### Exercise requirements
Reply with one number: the count of lines in the records below that hold "because".

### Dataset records
* * *

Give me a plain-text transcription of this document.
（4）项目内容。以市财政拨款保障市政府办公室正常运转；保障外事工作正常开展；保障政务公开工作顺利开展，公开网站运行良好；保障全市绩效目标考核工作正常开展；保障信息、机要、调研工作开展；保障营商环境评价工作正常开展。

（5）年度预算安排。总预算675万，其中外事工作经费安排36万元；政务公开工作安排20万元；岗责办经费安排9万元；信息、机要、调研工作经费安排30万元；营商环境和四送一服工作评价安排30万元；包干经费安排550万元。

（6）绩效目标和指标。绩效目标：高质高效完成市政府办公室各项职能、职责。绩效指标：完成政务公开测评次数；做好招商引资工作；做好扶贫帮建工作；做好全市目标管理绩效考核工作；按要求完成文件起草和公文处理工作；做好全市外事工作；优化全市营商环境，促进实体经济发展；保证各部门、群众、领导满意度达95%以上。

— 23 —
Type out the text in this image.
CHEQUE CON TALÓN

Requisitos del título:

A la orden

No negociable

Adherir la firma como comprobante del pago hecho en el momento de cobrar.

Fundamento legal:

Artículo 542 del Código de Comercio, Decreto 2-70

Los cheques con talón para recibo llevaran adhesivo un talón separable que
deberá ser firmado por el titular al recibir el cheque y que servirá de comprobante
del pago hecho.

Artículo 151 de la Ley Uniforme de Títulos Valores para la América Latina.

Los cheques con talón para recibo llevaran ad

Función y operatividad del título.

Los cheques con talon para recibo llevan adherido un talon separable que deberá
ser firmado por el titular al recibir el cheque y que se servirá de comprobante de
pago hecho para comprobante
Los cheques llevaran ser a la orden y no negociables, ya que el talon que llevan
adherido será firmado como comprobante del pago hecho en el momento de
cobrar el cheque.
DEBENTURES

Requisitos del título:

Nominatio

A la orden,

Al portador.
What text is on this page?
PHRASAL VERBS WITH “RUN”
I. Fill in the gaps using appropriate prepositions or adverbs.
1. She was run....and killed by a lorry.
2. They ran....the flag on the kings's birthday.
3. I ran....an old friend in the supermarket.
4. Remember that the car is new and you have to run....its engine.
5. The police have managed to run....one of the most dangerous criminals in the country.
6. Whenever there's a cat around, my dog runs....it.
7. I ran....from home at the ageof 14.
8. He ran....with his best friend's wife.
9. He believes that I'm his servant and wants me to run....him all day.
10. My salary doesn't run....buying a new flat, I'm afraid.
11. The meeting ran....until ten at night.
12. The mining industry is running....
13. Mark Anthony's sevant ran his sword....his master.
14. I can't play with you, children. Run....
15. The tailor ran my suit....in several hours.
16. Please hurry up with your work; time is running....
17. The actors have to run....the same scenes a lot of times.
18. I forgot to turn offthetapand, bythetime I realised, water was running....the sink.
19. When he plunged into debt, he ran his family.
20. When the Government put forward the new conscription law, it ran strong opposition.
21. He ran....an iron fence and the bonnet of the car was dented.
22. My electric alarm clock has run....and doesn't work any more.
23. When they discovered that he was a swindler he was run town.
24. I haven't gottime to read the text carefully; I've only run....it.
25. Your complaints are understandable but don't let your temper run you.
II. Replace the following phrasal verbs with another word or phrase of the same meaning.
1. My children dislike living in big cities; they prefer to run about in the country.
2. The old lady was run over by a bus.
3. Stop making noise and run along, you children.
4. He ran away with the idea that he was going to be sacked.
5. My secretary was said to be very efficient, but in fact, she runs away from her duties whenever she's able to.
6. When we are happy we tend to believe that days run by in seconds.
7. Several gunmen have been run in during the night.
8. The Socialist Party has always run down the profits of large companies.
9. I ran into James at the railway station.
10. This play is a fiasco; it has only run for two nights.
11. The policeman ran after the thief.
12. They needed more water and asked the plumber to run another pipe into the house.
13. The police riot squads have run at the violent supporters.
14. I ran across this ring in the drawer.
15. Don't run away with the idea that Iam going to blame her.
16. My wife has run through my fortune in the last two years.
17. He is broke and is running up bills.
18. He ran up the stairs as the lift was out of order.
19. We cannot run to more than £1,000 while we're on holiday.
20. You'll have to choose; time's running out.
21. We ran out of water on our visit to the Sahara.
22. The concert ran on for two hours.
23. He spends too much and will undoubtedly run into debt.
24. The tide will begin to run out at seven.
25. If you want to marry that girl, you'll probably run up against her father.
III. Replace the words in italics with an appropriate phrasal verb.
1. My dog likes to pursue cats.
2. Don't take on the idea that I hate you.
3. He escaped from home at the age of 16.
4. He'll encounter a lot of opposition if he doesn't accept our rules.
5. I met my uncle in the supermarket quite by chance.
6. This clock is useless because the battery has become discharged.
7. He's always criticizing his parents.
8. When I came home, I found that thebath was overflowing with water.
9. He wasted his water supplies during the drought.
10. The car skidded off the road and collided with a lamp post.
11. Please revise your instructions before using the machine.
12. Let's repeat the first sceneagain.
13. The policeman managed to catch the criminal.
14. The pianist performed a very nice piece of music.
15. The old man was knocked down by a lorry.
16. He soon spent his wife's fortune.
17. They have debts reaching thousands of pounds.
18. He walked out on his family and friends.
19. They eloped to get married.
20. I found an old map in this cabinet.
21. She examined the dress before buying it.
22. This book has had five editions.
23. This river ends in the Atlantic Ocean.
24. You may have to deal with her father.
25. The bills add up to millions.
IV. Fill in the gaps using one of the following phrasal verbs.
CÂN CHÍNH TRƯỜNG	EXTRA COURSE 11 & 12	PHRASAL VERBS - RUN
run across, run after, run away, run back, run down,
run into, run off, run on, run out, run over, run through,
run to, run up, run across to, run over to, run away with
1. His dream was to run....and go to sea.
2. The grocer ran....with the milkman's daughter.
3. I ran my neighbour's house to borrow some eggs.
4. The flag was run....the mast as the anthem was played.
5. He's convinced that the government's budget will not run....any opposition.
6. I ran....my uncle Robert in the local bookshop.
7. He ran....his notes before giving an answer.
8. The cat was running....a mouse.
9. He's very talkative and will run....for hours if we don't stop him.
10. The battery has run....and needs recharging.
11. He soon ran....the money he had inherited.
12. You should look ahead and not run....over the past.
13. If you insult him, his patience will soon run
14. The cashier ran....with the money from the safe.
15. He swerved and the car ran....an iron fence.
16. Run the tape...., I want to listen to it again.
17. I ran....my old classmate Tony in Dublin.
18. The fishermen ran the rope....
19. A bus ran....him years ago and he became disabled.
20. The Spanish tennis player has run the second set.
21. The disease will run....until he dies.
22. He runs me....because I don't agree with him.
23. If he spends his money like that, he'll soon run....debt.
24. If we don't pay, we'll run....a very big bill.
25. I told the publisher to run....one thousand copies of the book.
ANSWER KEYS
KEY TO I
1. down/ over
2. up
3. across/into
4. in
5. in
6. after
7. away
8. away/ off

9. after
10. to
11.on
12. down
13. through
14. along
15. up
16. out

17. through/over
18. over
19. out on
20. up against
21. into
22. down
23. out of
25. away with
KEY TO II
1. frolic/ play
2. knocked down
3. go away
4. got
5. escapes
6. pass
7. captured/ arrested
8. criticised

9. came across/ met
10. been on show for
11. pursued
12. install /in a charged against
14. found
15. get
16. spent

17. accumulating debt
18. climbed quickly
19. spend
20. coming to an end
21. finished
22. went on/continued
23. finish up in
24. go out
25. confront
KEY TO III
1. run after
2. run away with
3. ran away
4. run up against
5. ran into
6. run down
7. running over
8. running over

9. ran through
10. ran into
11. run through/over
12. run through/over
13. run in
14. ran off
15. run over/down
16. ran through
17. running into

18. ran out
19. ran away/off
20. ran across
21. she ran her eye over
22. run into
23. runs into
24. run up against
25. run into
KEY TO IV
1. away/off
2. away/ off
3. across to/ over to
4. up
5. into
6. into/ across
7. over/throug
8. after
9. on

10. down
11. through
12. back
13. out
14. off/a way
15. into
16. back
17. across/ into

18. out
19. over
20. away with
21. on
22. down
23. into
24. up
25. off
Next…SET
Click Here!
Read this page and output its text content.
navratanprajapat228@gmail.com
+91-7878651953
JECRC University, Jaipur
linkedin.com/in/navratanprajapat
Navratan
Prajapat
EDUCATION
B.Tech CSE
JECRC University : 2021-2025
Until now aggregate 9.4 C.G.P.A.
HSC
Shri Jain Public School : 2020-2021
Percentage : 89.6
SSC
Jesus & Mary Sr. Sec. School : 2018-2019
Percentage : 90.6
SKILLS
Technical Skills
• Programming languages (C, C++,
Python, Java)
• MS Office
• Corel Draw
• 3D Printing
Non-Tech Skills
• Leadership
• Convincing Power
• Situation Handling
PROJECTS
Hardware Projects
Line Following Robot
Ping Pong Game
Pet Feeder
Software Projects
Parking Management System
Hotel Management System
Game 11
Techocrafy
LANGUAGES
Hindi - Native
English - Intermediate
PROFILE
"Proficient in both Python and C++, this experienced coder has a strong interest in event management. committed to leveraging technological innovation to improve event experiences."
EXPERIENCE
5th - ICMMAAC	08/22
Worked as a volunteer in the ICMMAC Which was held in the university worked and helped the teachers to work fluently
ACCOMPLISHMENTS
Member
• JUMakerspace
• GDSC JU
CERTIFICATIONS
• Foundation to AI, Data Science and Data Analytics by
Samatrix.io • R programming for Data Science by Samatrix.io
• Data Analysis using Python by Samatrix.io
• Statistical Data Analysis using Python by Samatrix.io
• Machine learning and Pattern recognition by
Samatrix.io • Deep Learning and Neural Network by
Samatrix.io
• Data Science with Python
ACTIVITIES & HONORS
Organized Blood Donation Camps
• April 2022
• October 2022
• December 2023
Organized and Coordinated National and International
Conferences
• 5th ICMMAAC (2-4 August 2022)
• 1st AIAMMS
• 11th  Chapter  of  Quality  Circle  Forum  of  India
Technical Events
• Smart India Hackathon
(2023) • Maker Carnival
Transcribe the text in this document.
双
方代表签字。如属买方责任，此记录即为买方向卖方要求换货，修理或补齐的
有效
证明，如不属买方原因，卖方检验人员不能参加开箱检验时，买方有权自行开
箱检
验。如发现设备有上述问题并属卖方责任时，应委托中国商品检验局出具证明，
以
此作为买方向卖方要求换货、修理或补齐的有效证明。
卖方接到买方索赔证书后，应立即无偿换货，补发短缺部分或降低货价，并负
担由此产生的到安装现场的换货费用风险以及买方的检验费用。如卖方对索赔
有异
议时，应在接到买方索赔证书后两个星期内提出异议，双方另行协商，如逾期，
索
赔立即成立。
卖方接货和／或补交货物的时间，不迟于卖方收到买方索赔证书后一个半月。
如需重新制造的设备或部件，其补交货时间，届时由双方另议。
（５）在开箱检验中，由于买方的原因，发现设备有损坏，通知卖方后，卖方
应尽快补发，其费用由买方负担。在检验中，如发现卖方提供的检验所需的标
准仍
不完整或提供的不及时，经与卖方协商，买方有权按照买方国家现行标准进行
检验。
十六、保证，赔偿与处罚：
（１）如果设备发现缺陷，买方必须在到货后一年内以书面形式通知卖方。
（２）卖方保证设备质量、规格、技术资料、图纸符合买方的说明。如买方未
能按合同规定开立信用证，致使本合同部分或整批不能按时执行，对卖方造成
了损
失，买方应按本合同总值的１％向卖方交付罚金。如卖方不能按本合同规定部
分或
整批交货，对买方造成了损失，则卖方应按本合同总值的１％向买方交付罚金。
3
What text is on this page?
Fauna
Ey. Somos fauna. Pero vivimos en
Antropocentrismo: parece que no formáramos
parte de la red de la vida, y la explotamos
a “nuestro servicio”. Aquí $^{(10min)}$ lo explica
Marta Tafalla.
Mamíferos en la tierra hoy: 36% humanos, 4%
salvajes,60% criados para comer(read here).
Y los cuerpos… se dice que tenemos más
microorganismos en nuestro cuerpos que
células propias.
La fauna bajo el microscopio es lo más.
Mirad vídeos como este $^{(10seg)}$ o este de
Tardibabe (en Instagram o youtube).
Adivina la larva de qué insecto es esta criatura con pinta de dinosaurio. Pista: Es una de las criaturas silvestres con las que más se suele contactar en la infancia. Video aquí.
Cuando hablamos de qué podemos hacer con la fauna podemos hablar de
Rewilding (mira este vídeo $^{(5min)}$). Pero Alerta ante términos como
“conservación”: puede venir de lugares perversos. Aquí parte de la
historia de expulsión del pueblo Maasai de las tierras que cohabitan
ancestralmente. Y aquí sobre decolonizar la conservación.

* * *

### Task response
2